Locate every line in the records below that holds the word "Budget" and return each one.
▬▬▬▬▬▬
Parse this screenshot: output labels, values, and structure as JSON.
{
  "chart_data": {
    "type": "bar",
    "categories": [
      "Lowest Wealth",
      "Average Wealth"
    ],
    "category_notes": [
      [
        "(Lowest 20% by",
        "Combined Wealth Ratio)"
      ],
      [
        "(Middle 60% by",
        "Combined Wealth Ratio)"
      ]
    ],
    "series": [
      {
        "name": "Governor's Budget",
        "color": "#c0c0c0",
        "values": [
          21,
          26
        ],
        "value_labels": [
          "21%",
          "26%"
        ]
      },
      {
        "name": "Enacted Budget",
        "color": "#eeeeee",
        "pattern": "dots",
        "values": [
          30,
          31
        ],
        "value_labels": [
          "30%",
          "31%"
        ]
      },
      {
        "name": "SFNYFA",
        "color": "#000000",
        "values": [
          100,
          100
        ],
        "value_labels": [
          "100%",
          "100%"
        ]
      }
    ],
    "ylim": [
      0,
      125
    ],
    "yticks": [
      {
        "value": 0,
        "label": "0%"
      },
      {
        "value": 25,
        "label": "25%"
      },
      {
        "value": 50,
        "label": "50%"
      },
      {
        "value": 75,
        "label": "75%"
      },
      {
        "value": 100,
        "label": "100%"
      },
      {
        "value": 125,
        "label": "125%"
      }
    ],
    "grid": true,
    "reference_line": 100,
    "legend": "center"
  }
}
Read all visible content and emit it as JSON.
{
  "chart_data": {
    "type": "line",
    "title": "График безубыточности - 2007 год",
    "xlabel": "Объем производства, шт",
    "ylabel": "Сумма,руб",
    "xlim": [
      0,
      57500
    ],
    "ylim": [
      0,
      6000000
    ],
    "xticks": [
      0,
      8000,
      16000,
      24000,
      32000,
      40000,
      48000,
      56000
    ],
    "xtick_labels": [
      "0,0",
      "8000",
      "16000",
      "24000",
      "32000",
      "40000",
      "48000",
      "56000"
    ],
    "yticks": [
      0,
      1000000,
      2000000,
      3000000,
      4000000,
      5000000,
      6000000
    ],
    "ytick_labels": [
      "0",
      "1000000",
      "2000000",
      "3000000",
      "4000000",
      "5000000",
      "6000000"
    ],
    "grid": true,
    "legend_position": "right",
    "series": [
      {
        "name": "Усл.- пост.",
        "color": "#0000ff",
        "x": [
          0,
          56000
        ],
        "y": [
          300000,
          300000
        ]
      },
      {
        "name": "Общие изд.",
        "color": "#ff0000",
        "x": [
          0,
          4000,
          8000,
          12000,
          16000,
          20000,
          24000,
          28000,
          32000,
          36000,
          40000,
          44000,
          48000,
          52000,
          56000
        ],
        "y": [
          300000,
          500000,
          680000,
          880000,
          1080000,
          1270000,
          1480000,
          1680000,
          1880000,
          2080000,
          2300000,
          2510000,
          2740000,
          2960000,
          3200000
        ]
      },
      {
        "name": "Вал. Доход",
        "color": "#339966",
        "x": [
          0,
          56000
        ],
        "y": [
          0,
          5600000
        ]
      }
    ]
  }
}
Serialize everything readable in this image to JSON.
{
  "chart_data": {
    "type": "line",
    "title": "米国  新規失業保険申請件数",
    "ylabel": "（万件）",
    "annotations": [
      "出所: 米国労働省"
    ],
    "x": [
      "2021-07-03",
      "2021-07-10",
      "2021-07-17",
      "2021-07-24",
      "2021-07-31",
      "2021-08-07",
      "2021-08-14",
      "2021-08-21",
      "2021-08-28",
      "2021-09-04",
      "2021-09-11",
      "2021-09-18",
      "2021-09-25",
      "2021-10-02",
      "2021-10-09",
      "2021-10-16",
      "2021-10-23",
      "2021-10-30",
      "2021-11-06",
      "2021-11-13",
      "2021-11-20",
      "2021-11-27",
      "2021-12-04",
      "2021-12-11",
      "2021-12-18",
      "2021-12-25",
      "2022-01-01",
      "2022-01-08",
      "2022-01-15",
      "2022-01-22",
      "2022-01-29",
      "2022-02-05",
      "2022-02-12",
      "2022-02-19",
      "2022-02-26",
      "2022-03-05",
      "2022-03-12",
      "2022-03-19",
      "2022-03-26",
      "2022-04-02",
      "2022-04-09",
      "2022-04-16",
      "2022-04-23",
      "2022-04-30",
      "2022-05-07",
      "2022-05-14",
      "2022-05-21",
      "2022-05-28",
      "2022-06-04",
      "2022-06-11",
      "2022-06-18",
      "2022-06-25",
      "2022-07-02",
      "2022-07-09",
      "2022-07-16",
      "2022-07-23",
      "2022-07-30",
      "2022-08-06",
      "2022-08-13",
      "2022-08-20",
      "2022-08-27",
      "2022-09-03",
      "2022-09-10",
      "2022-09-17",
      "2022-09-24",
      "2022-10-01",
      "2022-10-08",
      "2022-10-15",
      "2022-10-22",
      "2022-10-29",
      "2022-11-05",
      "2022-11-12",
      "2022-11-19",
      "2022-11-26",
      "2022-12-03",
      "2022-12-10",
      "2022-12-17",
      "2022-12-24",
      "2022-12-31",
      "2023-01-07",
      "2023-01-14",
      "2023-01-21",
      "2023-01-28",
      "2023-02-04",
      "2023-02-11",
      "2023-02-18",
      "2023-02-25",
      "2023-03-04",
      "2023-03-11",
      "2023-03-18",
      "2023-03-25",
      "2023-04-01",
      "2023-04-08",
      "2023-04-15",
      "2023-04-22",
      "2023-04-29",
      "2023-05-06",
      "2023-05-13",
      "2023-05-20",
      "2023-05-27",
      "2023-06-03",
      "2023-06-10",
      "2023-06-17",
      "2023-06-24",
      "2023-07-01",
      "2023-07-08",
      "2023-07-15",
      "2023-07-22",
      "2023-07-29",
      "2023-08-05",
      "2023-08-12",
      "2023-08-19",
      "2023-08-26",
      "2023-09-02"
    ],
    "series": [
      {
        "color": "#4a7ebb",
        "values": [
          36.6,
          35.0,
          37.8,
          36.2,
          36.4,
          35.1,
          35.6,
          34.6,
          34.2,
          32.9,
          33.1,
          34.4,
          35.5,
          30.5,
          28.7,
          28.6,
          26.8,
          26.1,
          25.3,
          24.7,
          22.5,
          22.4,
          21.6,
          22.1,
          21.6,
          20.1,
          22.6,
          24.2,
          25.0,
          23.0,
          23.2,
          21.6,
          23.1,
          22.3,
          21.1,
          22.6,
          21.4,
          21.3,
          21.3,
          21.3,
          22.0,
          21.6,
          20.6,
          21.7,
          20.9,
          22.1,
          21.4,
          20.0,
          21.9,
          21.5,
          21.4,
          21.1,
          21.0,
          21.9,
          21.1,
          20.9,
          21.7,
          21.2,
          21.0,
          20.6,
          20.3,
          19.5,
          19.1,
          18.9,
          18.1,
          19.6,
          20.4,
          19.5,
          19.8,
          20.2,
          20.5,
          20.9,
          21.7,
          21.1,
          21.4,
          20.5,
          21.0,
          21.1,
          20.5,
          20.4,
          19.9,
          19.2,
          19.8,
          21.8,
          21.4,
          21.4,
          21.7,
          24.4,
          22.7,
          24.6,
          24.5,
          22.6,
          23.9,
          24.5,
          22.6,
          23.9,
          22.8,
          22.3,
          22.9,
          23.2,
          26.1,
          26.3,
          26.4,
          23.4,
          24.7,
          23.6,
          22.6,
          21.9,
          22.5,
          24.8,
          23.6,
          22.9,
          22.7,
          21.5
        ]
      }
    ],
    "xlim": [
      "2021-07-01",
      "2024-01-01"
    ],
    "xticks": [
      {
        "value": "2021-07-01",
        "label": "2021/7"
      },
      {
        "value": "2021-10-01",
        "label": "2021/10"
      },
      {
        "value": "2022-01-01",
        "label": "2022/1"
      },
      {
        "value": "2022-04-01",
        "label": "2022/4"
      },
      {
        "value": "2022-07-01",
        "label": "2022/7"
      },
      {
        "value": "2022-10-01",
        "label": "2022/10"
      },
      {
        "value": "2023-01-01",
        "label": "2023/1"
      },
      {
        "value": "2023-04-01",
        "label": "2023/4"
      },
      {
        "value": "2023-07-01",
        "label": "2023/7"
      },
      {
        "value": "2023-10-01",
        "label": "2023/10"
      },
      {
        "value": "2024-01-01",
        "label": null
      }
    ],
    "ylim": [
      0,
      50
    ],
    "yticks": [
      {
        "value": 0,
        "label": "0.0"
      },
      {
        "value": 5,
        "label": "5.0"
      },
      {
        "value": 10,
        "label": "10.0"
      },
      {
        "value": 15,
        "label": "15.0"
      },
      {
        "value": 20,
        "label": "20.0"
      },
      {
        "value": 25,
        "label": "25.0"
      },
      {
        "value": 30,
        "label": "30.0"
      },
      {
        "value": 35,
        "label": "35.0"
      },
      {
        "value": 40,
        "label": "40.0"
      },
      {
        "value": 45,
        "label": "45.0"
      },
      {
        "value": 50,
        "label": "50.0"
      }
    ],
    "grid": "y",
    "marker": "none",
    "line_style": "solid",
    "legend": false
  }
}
▬▬▬▬▬▬
Written answer |
        "name": "Governor's Budget",
        "name": "Enacted Budget",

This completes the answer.